● Data items:
— start —

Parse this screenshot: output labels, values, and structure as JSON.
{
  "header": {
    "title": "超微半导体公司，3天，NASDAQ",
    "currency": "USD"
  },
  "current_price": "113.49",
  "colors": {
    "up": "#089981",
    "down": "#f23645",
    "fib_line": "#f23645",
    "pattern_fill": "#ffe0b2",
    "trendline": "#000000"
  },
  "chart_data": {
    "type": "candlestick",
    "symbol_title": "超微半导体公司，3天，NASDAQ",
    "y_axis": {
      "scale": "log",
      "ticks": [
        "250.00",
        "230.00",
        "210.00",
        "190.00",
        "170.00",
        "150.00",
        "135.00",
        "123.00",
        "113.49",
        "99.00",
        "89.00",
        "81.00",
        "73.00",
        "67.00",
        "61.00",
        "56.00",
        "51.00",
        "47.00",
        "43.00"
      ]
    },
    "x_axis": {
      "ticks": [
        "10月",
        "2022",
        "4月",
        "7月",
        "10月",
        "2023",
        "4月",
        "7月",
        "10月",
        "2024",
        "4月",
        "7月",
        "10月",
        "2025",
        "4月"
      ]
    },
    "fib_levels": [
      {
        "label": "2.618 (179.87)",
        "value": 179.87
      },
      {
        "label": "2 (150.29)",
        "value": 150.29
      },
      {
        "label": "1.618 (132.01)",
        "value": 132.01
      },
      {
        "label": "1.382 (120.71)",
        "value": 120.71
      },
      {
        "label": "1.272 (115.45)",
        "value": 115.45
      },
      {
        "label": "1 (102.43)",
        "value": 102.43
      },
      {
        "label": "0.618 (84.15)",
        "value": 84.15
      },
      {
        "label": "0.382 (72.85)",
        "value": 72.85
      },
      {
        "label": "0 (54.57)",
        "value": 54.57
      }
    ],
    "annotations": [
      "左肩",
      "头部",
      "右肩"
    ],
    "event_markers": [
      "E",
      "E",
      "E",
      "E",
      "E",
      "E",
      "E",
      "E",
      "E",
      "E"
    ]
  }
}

— end —

● Directions: Recopy the entries above in their entirety, exactly.

● Complete output:
Parse this screenshot: output labels, values, and structure as JSON.
{
  "header": {
    "title": "超微半导体公司，3天，NASDAQ",
    "currency": "USD"
  },
  "current_price": "113.49",
  "colors": {
    "up": "#089981",
    "down": "#f23645",
    "fib_line": "#f23645",
    "pattern_fill": "#ffe0b2",
    "trendline": "#000000"
  },
  "chart_data": {
    "type": "candlestick",
    "symbol_title": "超微半导体公司，3天，NASDAQ",
    "y_axis": {
      "scale": "log",
      "ticks": [
        "250.00",
        "230.00",
        "210.00",
        "190.00",
        "170.00",
        "150.00",
        "135.00",
        "123.00",
        "113.49",
        "99.00",
        "89.00",
        "81.00",
        "73.00",
        "67.00",
        "61.00",
        "56.00",
        "51.00",
        "47.00",
        "43.00"
      ]
    },
    "x_axis": {
      "ticks": [
        "10月",
        "2022",
        "4月",
        "7月",
        "10月",
        "2023",
        "4月",
        "7月",
        "10月",
        "2024",
        "4月",
        "7月",
        "10月",
        "2025",
        "4月"
      ]
    },
    "fib_levels": [
      {
        "label": "2.618 (179.87)",
        "value": 179.87
      },
      {
        "label": "2 (150.29)",
        "value": 150.29
      },
      {
        "label": "1.618 (132.01)",
        "value": 132.01
      },
      {
        "label": "1.382 (120.71)",
        "value": 120.71
      },
      {
        "label": "1.272 (115.45)",
        "value": 115.45
      },
      {
        "label": "1 (102.43)",
        "value": 102.43
      },
      {
        "label": "0.618 (84.15)",
        "value": 84.15
      },
      {
        "label": "0.382 (72.85)",
        "value": 72.85
      },
      {
        "label": "0 (54.57)",
        "value": 54.57
      }
    ],
    "annotations": [
      "左肩",
      "头部",
      "右肩"
    ],
    "event_markers": [
      "E",
      "E",
      "E",
      "E",
      "E",
      "E",
      "E",
      "E",
      "E",
      "E"
    ]
  }
}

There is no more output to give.